### Data for the task
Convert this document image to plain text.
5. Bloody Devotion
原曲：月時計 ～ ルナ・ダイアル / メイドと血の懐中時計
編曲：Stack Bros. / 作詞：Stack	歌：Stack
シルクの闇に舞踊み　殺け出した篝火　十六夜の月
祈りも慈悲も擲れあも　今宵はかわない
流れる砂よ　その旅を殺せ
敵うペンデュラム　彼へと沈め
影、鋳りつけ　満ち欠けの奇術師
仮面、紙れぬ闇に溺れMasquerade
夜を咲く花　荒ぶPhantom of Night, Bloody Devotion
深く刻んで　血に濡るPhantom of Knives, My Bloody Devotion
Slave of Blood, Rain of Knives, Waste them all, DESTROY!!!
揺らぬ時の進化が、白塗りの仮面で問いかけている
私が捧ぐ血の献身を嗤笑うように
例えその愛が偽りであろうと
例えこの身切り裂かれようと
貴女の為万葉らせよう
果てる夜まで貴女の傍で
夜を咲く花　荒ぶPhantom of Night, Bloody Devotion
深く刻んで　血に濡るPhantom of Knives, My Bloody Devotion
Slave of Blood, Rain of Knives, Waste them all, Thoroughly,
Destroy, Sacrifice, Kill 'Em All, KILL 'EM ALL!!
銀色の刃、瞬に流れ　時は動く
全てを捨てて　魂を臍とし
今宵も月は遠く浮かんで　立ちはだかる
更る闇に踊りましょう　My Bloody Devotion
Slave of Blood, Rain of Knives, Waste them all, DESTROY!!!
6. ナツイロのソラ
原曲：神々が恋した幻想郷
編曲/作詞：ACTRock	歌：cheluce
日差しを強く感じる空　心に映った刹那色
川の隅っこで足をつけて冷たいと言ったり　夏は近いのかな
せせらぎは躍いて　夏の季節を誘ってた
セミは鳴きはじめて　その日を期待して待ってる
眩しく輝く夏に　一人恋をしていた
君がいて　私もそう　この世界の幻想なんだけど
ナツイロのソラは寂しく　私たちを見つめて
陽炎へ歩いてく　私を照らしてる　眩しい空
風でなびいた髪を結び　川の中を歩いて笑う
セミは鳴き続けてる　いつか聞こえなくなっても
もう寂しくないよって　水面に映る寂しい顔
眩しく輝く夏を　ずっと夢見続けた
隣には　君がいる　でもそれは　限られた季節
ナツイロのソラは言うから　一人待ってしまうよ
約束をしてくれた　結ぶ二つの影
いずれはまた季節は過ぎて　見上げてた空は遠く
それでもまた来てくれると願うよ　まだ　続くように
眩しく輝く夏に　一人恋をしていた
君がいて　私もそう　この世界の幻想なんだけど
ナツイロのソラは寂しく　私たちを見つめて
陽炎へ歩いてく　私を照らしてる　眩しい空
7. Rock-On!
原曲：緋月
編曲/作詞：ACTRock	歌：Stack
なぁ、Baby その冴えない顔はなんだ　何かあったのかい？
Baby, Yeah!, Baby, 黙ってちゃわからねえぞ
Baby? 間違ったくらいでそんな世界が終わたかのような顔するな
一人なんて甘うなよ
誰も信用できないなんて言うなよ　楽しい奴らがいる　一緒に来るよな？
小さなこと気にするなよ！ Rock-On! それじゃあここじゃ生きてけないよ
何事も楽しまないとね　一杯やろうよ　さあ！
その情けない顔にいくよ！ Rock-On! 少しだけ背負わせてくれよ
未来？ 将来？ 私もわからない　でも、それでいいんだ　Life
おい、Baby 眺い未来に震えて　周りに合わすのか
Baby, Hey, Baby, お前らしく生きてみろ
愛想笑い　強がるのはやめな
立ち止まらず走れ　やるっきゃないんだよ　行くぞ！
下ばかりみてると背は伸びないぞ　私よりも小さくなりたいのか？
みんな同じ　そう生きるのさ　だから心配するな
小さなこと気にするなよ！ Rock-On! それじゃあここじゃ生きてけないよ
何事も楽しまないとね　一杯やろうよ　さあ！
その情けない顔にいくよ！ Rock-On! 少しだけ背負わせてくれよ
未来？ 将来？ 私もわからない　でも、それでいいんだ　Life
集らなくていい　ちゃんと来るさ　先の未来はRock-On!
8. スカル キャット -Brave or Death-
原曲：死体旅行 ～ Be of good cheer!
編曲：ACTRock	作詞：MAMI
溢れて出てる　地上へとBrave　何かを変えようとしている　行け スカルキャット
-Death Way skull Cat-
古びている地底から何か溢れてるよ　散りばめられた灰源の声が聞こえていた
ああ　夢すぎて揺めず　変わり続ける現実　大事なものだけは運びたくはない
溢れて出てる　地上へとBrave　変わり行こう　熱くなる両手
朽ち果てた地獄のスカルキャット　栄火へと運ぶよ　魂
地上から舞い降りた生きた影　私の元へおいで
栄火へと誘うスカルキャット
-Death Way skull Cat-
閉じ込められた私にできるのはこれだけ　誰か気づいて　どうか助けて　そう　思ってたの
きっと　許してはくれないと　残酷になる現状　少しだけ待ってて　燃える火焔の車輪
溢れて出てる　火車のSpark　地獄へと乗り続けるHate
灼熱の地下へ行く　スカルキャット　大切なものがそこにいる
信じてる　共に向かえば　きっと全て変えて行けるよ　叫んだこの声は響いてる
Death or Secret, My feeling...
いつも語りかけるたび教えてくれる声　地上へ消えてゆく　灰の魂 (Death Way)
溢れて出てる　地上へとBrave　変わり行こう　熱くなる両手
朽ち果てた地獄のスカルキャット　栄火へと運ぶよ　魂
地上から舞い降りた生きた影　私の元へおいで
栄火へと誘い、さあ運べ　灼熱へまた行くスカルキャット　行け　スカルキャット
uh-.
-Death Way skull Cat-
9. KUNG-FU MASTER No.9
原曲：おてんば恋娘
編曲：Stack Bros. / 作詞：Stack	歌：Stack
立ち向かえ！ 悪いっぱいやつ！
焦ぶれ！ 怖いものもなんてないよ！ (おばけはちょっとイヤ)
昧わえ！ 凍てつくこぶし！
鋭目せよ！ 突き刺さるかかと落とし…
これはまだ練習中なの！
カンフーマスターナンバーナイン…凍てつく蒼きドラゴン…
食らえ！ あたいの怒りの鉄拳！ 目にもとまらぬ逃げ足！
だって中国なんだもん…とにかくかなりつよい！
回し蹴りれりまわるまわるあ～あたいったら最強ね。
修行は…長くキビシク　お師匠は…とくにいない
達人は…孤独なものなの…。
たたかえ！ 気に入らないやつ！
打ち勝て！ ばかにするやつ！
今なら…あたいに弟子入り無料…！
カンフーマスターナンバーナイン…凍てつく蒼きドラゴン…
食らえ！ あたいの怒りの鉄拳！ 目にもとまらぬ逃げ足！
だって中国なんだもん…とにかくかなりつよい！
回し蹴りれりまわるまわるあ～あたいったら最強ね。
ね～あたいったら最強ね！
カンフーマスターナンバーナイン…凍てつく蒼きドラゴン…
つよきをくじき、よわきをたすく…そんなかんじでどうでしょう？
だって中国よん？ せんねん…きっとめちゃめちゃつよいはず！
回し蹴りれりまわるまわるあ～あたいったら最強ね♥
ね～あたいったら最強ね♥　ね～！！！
...
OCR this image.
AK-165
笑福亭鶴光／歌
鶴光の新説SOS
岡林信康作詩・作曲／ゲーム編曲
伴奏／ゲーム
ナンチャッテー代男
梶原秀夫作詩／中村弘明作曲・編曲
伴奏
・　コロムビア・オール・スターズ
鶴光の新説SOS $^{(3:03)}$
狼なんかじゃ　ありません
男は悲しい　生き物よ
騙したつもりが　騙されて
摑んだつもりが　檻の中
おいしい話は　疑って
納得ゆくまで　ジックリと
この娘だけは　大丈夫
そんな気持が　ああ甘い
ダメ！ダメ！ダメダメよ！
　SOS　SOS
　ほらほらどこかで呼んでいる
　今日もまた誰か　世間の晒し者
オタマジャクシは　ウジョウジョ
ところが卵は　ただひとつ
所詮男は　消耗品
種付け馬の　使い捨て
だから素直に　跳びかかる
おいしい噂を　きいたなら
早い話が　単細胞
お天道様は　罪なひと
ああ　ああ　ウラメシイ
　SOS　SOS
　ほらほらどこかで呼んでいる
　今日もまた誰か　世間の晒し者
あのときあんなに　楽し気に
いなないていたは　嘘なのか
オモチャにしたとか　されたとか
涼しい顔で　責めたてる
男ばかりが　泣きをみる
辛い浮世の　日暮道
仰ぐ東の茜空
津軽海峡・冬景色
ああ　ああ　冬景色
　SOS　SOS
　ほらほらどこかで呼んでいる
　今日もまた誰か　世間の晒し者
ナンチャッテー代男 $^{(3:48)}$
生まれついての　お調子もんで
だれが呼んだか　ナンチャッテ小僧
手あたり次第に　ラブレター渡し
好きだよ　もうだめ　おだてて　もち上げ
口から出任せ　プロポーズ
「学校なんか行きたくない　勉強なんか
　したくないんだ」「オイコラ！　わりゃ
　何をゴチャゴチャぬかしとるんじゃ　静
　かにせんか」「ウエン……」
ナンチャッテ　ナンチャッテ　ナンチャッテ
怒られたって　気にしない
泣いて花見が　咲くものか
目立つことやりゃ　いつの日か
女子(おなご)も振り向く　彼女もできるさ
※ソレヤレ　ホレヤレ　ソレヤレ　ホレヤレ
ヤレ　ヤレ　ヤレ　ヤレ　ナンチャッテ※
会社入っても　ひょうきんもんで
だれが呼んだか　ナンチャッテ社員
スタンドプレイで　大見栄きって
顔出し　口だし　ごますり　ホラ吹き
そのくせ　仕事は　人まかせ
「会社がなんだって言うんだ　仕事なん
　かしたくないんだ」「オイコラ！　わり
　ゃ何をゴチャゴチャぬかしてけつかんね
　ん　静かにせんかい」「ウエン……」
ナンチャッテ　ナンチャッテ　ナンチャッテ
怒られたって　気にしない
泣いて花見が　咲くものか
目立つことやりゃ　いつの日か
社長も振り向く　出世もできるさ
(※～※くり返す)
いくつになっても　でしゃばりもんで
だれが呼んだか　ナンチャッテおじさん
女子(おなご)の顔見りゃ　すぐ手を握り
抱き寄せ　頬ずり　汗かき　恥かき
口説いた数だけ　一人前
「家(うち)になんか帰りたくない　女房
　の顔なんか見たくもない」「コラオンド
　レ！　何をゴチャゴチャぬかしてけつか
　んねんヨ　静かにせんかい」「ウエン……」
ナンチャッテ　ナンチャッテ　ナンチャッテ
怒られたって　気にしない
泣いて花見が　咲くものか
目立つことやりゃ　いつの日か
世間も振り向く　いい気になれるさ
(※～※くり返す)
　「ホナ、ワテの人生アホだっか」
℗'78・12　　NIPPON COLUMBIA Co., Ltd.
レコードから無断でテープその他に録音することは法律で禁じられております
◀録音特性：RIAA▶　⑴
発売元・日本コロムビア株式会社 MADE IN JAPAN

### What to produce
Gather all lines from the records above in which "あたいったら最強ね" appears.

### Answer in full
回し蹴りれりまわるまわるあ～あたいったら最強ね。
回し蹴りれりまわるまわるあ～あたいったら最強ね。
ね～あたいったら最強ね！
回し蹴りれりまわるまわるあ～あたいったら最強ね♥
ね～あたいったら最強ね♥　ね～！！！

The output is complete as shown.